### MATERIAL SUPPLIED
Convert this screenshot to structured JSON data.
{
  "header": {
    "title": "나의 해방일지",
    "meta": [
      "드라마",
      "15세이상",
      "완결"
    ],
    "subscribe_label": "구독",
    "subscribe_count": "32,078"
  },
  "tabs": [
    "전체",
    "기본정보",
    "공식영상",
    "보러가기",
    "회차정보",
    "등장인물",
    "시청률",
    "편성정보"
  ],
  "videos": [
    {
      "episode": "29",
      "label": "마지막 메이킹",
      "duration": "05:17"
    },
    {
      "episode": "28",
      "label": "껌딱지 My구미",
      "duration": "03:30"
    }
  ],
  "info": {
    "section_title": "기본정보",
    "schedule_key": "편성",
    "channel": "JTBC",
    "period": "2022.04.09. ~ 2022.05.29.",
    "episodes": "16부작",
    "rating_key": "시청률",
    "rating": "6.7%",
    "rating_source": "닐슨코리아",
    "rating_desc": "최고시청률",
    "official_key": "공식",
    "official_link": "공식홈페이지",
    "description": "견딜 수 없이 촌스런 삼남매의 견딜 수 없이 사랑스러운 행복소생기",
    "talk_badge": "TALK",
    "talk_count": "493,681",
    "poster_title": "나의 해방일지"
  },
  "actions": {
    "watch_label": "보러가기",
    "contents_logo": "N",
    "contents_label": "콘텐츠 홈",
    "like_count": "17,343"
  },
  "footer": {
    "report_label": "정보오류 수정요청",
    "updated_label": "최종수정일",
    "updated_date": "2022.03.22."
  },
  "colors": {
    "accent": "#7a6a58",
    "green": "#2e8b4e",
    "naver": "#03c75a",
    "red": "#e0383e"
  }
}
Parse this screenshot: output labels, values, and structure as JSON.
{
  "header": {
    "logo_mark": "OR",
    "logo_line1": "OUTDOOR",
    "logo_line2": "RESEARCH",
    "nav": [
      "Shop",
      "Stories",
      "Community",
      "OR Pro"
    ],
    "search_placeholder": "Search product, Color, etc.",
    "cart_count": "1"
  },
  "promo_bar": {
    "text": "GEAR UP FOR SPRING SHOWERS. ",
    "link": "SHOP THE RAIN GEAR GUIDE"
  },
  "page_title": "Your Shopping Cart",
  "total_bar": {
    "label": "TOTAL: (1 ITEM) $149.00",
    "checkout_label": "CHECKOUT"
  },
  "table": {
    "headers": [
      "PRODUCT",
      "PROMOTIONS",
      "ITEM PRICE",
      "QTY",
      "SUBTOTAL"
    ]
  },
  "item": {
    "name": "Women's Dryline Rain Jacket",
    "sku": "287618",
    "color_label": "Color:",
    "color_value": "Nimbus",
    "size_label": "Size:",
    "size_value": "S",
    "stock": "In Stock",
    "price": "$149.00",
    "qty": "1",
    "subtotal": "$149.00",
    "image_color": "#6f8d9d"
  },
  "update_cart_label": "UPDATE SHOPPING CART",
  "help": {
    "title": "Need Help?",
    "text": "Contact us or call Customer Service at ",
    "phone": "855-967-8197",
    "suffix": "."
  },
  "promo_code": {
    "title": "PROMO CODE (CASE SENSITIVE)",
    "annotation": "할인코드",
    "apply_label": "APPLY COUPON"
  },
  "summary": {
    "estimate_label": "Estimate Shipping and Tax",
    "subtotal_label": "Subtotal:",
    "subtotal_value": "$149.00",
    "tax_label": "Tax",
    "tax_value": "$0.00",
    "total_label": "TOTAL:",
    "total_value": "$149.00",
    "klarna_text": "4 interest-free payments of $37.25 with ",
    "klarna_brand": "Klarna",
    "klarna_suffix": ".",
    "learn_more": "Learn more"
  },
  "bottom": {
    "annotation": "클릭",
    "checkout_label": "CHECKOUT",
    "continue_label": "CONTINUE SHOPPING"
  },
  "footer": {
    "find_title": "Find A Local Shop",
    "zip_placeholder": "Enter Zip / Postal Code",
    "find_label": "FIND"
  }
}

### GIVEN EXERCISE
Return each entry from the material above exactly as it appears.

### ANSWER FOR THE TASK
Convert this screenshot to structured JSON data.
{
  "header": {
    "title": "나의 해방일지",
    "meta": [
      "드라마",
      "15세이상",
      "완결"
    ],
    "subscribe_label": "구독",
    "subscribe_count": "32,078"
  },
  "tabs": [
    "전체",
    "기본정보",
    "공식영상",
    "보러가기",
    "회차정보",
    "등장인물",
    "시청률",
    "편성정보"
  ],
  "videos": [
    {
      "episode": "29",
      "label": "마지막 메이킹",
      "duration": "05:17"
    },
    {
      "episode": "28",
      "label": "껌딱지 My구미",
      "duration": "03:30"
    }
  ],
  "info": {
    "section_title": "기본정보",
    "schedule_key": "편성",
    "channel": "JTBC",
    "period": "2022.04.09. ~ 2022.05.29.",
    "episodes": "16부작",
    "rating_key": "시청률",
    "rating": "6.7%",
    "rating_source": "닐슨코리아",
    "rating_desc": "최고시청률",
    "official_key": "공식",
    "official_link": "공식홈페이지",
    "description": "견딜 수 없이 촌스런 삼남매의 견딜 수 없이 사랑스러운 행복소생기",
    "talk_badge": "TALK",
    "talk_count": "493,681",
    "poster_title": "나의 해방일지"
  },
  "actions": {
    "watch_label": "보러가기",
    "contents_logo": "N",
    "contents_label": "콘텐츠 홈",
    "like_count": "17,343"
  },
  "footer": {
    "report_label": "정보오류 수정요청",
    "updated_label": "최종수정일",
    "updated_date": "2022.03.22."
  },
  "colors": {
    "accent": "#7a6a58",
    "green": "#2e8b4e",
    "naver": "#03c75a",
    "red": "#e0383e"
  }
}
Parse this screenshot: output labels, values, and structure as JSON.
{
  "header": {
    "logo_mark": "OR",
    "logo_line1": "OUTDOOR",
    "logo_line2": "RESEARCH",
    "nav": [
      "Shop",
      "Stories",
      "Community",
      "OR Pro"
    ],
    "search_placeholder": "Search product, Color, etc.",
    "cart_count": "1"
  },
  "promo_bar": {
    "text": "GEAR UP FOR SPRING SHOWERS. ",
    "link": "SHOP THE RAIN GEAR GUIDE"
  },
  "page_title": "Your Shopping Cart",
  "total_bar": {
    "label": "TOTAL: (1 ITEM) $149.00",
    "checkout_label": "CHECKOUT"
  },
  "table": {
    "headers": [
      "PRODUCT",
      "PROMOTIONS",
      "ITEM PRICE",
      "QTY",
      "SUBTOTAL"
    ]
  },
  "item": {
    "name": "Women's Dryline Rain Jacket",
    "sku": "287618",
    "color_label": "Color:",
    "color_value": "Nimbus",
    "size_label": "Size:",
    "size_value": "S",
    "stock": "In Stock",
    "price": "$149.00",
    "qty": "1",
    "subtotal": "$149.00",
    "image_color": "#6f8d9d"
  },
  "update_cart_label": "UPDATE SHOPPING CART",
  "help": {
    "title": "Need Help?",
    "text": "Contact us or call Customer Service at ",
    "phone": "855-967-8197",
    "suffix": "."
  },
  "promo_code": {
    "title": "PROMO CODE (CASE SENSITIVE)",
    "annotation": "할인코드",
    "apply_label": "APPLY COUPON"
  },
  "summary": {
    "estimate_label": "Estimate Shipping and Tax",
    "subtotal_label": "Subtotal:",
    "subtotal_value": "$149.00",
    "tax_label": "Tax",
    "tax_value": "$0.00",
    "total_label": "TOTAL:",
    "total_value": "$149.00",
    "klarna_text": "4 interest-free payments of $37.25 with ",
    "klarna_brand": "Klarna",
    "klarna_suffix": ".",
    "learn_more": "Learn more"
  },
  "bottom": {
    "annotation": "클릭",
    "checkout_label": "CHECKOUT",
    "continue_label": "CONTINUE SHOPPING"
  },
  "footer": {
    "find_title": "Find A Local Shop",
    "zip_placeholder": "Enter Zip / Postal Code",
    "find_label": "FIND"
  }
}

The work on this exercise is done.